What to produce:
Lines containing the word "работы" should be extracted in full.
==== Source records
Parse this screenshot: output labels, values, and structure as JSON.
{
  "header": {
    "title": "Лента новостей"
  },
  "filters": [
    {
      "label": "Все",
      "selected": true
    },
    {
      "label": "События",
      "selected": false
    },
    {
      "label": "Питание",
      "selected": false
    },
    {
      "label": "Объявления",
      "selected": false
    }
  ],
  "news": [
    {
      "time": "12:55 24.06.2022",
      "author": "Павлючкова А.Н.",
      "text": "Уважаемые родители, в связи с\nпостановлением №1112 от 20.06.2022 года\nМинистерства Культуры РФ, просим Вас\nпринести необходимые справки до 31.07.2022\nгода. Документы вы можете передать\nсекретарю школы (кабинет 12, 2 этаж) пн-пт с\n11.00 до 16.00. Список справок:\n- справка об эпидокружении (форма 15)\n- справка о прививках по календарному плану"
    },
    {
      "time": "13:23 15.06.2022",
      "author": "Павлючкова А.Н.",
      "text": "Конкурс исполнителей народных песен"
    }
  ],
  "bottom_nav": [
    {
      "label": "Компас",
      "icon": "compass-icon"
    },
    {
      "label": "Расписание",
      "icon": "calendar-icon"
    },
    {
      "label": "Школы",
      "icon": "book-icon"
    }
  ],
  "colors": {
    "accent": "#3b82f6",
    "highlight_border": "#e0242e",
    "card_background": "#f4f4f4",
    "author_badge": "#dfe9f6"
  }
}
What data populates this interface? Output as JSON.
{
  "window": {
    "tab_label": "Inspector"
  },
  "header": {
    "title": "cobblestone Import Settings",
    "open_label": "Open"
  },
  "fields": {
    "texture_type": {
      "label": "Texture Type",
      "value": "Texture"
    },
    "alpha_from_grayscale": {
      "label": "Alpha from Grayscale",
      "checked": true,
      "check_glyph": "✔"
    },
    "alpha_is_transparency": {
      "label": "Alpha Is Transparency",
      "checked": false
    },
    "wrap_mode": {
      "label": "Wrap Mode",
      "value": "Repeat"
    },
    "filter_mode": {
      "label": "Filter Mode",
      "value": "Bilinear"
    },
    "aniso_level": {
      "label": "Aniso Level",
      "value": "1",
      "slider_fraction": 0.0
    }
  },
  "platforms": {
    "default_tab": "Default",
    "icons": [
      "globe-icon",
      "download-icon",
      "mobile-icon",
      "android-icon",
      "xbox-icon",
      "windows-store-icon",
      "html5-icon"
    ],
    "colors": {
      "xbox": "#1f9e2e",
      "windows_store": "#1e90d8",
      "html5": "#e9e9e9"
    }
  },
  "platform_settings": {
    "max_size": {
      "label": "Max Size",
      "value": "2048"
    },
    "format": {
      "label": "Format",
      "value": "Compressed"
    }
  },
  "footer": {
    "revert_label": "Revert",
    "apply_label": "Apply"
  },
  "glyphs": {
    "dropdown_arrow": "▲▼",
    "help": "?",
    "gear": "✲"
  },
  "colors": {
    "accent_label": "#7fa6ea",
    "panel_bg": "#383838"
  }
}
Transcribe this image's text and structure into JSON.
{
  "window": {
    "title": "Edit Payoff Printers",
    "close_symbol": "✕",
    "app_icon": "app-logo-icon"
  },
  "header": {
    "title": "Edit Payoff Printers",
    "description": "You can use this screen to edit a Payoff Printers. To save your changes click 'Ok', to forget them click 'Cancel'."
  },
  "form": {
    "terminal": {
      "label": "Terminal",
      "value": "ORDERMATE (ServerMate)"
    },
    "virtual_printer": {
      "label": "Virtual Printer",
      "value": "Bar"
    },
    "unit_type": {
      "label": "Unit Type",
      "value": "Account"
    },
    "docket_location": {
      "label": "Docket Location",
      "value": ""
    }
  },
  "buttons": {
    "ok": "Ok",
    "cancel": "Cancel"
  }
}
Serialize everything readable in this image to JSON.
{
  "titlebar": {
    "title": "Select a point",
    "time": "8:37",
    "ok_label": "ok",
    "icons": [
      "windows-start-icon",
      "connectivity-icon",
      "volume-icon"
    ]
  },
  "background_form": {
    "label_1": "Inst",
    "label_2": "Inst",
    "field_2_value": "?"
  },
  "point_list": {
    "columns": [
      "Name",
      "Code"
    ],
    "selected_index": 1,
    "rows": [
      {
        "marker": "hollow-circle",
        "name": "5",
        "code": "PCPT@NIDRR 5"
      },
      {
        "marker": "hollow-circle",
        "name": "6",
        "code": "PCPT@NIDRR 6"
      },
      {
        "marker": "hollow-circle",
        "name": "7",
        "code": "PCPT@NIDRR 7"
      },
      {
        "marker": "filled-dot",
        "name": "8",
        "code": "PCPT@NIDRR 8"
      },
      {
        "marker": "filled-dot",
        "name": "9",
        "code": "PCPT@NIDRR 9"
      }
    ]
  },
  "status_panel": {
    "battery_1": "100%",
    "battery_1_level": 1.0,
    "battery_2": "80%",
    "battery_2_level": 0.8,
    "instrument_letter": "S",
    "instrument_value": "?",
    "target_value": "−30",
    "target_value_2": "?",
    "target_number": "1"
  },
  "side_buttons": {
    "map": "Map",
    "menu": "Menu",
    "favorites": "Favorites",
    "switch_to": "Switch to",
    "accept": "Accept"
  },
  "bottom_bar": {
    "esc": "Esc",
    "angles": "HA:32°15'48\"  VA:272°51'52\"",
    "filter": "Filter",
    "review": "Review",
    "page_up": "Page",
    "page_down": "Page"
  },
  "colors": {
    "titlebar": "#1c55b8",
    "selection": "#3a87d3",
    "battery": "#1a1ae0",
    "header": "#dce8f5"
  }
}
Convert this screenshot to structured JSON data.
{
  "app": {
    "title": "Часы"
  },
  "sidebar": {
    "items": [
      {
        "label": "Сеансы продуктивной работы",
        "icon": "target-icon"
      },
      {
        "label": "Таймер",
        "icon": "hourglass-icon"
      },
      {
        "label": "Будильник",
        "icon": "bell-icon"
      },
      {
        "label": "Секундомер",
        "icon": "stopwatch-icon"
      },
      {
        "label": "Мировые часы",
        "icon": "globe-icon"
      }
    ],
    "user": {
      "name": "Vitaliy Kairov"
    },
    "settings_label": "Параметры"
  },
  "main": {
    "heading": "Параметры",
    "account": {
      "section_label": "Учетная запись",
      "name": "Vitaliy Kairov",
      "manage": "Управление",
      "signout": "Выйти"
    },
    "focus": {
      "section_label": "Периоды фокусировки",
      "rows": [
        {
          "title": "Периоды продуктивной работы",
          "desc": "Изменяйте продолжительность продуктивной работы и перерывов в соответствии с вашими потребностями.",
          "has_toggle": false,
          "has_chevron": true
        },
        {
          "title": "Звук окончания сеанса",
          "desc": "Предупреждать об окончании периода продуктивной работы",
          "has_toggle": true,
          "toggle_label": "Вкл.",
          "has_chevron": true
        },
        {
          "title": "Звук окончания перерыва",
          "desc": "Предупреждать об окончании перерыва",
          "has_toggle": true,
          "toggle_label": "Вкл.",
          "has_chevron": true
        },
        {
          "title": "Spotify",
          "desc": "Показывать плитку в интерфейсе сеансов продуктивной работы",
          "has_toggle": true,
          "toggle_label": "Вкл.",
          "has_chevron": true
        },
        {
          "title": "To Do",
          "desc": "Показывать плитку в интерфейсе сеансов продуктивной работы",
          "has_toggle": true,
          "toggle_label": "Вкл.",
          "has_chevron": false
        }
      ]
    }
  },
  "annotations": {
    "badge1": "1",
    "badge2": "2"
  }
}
========
Full solution:
        "label": "Сеансы продуктивной работы",
          "title": "Периоды продуктивной работы",
          "desc": "Изменяйте продолжительность продуктивной работы и перерывов в соответствии с вашими потребностями.",
          "desc": "Предупреждать об окончании периода продуктивной работы",
          "desc": "Показывать плитку в интерфейсе сеансов продуктивной работы",
          "desc": "Показывать плитку в интерфейсе сеансов продуктивной работы",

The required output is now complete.